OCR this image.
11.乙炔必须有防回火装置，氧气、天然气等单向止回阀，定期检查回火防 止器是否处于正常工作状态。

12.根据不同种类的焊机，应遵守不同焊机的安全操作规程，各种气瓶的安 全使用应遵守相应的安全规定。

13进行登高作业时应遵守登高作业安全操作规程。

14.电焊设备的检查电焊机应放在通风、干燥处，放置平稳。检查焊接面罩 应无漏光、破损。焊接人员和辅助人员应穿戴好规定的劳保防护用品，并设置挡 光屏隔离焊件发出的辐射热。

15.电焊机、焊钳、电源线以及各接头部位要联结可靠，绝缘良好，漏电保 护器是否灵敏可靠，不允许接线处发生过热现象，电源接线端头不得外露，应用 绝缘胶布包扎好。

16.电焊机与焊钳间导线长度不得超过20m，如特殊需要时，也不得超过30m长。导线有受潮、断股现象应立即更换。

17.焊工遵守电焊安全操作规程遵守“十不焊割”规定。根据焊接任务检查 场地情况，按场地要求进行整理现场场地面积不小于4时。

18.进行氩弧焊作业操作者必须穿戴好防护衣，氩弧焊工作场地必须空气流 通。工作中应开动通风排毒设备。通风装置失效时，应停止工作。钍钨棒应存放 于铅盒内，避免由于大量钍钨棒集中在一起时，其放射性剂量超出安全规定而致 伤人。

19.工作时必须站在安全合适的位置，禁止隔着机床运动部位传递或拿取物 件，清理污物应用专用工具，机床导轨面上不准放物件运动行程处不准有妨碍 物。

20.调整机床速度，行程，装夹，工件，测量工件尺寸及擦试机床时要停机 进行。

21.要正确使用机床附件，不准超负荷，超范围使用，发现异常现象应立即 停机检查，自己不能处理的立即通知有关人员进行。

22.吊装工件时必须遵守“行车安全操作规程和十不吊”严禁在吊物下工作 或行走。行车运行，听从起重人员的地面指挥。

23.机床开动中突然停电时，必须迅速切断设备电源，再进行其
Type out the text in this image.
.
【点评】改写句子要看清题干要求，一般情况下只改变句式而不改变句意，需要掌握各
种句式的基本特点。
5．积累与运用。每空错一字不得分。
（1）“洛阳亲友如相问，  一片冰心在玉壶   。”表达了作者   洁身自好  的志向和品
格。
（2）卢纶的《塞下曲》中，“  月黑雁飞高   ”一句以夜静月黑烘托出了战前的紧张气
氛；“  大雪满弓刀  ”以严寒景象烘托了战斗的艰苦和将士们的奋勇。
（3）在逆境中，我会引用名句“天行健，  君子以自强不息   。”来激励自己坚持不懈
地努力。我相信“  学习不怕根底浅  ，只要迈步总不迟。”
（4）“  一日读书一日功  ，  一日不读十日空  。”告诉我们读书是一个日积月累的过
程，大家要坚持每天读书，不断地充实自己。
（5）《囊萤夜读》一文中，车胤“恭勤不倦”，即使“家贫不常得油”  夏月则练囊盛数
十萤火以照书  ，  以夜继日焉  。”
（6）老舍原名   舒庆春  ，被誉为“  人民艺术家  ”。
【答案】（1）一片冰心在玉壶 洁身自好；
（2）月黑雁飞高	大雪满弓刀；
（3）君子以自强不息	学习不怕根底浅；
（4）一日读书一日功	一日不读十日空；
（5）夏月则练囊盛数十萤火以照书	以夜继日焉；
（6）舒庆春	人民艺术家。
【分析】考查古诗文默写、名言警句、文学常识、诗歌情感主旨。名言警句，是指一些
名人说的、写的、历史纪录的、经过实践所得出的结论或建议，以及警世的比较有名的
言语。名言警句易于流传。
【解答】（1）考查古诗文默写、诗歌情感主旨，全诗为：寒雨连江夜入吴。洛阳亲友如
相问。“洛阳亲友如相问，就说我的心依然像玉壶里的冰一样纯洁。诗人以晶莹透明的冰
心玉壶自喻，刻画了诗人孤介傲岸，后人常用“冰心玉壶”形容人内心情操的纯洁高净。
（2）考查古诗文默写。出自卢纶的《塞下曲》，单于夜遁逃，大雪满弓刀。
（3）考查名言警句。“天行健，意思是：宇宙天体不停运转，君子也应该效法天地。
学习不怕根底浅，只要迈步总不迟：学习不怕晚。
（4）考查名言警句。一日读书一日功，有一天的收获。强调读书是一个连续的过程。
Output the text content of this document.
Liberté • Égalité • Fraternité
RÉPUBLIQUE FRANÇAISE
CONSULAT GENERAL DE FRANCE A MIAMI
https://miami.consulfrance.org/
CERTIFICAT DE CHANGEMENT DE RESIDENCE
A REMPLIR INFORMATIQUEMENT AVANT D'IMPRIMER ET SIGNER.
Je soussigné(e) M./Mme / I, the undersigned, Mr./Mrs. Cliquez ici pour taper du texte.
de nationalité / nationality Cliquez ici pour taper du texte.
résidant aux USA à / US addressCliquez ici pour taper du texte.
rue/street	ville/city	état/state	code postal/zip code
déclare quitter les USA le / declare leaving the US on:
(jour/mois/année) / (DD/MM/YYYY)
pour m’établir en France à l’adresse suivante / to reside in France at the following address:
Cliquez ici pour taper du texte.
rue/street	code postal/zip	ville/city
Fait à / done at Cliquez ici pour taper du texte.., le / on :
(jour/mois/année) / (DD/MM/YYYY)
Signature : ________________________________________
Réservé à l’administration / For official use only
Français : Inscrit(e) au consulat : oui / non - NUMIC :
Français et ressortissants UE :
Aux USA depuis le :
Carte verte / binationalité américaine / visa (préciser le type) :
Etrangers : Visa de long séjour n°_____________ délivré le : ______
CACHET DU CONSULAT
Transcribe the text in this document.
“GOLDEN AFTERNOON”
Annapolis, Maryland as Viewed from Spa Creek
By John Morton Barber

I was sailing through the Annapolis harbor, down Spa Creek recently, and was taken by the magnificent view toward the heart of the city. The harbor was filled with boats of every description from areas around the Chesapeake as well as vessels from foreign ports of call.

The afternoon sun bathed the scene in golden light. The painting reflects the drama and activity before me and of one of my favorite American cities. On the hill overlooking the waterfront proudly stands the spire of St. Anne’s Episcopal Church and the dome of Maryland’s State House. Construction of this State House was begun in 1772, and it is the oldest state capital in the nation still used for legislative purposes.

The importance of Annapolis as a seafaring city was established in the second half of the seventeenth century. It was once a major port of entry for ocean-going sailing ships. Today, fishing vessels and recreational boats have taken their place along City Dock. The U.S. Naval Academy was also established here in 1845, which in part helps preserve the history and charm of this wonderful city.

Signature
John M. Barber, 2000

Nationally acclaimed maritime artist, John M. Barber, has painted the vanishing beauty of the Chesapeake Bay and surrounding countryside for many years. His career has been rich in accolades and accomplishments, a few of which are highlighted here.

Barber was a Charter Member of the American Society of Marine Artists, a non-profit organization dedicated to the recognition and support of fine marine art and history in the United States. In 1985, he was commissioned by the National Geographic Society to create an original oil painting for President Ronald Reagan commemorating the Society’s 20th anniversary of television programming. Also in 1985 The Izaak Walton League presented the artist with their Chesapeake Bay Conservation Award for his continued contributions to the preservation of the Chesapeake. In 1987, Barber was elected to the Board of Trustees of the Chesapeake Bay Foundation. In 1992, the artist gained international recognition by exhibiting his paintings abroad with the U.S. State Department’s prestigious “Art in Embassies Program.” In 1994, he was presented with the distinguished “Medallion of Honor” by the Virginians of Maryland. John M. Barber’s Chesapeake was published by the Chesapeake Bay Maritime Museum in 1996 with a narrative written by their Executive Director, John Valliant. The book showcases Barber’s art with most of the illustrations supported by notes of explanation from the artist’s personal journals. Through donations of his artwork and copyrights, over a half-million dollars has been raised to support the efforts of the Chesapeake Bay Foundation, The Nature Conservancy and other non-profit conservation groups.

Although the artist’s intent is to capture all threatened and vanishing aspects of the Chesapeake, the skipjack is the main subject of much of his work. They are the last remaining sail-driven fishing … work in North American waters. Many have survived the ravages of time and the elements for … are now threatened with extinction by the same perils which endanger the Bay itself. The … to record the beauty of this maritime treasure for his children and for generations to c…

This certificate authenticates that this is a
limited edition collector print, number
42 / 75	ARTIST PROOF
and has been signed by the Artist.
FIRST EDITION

***

_Task to complete_: Search the data for the string "sailing" and copy each line where it appears.

_Solution to this task_:
I was sailing through the Annapolis harbor, down Spa Creek recently, and was taken by the magnificent view toward the heart of the city. The harbor was filled with boats of every description from areas around the Chesapeake as well as vessels from foreign ports of call.
The importance of Annapolis as a seafaring city was established in the second half of the seventeenth century. It was once a major port of entry for ocean-going sailing ships. Today, fishing vessels and recreational boats have taken their place along City Dock. The U.S. Naval Academy was also established here in 1845, which in part helps preserve the history and charm of this wonderful city.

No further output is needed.